— Start DATA EXCERPTS —

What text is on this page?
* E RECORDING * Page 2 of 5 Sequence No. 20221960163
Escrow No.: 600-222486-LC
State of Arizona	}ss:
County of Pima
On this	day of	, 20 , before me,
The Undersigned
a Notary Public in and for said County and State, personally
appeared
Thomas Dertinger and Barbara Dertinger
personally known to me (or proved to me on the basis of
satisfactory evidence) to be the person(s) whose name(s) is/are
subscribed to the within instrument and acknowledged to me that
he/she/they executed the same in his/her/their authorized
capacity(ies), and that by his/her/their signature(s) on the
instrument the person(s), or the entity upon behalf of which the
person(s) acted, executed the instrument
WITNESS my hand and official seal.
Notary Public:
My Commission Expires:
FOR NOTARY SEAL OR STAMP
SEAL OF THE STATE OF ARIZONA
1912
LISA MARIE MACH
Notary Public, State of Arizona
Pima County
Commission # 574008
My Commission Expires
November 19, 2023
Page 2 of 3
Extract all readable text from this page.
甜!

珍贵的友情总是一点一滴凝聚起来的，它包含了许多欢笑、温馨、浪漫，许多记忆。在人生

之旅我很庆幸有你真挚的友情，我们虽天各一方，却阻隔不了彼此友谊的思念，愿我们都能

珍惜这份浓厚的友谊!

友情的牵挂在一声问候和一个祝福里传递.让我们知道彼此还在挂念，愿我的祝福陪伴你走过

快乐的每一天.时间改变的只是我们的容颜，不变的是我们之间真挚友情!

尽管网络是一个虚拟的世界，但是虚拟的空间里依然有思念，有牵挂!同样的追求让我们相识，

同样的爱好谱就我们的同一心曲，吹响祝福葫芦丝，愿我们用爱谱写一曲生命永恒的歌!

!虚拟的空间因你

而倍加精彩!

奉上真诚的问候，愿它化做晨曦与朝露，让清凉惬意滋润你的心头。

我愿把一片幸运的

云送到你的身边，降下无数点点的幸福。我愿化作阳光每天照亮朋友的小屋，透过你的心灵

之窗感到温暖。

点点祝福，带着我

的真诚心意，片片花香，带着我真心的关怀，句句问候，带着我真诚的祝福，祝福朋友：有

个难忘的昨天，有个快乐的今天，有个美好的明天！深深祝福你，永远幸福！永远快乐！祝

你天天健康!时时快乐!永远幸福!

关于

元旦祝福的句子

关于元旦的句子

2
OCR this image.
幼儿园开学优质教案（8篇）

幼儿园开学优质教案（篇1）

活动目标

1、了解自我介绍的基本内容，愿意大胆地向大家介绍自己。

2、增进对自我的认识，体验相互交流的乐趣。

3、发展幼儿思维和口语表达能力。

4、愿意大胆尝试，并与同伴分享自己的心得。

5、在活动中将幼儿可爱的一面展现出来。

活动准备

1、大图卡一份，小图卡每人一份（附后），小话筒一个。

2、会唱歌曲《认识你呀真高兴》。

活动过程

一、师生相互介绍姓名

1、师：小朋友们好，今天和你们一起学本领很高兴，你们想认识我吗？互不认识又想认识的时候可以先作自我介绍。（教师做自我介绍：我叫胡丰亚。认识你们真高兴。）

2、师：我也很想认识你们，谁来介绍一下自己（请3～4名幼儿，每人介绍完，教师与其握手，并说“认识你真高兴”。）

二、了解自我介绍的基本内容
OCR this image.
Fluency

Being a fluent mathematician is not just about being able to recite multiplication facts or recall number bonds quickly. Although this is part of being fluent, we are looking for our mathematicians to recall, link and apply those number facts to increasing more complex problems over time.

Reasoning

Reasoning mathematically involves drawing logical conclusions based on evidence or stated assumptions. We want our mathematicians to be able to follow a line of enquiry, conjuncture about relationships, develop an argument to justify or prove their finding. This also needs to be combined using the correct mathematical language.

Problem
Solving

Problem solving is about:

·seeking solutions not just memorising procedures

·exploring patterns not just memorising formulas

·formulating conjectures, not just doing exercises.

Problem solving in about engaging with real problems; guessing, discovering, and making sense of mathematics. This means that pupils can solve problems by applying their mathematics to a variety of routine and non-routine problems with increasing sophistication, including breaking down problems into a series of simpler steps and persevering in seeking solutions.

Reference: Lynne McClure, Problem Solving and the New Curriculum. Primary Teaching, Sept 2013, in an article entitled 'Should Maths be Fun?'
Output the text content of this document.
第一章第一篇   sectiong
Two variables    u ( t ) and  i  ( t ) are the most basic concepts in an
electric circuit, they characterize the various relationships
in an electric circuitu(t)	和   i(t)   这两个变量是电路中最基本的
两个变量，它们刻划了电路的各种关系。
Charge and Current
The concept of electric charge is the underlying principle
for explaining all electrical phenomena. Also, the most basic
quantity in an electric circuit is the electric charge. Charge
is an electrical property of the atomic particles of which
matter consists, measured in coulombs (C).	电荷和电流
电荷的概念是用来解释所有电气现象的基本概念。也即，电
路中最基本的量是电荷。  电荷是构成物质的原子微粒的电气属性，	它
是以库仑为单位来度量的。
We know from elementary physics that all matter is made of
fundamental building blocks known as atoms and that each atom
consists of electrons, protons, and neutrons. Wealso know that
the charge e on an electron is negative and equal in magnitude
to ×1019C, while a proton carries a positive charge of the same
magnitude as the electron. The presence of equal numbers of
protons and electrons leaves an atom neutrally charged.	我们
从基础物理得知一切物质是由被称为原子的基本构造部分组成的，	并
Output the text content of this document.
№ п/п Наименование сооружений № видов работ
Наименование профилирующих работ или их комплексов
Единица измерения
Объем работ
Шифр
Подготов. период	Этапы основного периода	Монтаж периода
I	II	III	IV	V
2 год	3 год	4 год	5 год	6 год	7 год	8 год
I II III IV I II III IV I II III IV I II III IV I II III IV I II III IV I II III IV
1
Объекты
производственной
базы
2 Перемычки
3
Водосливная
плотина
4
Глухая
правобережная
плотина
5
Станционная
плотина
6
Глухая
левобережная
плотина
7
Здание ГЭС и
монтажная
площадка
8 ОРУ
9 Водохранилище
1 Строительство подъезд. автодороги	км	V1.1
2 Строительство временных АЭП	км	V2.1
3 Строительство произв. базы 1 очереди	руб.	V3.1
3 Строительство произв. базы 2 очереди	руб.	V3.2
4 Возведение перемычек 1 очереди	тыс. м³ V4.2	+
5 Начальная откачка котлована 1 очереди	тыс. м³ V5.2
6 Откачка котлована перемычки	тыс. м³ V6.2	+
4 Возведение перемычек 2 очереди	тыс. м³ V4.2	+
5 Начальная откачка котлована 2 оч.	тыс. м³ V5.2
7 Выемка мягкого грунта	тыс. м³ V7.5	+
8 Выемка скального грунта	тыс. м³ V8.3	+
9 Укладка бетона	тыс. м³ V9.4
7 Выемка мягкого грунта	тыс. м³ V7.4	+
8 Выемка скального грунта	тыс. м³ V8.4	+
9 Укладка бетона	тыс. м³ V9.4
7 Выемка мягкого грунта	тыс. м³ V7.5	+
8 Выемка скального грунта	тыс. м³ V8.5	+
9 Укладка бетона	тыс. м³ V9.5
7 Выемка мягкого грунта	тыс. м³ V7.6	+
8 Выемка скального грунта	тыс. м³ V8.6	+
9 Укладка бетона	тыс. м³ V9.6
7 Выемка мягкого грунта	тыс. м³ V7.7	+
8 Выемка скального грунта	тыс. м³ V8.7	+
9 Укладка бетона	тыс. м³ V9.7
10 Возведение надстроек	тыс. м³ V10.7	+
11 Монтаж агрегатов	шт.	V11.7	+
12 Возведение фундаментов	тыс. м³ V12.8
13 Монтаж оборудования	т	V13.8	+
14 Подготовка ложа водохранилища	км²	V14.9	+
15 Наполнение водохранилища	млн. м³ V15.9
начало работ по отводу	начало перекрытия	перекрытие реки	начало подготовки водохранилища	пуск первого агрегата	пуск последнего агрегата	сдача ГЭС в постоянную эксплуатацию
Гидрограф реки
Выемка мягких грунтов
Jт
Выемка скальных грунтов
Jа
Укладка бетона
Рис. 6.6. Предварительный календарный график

— End DATA EXCERPTS —

CHALLENGE:
Identify the lines of the data that contain the word "matter". Copy each of them.

EXERCISE SOLUTION:
matter consists, measured in coulombs (C).	电荷和电流
We know from elementary physics that all matter is made of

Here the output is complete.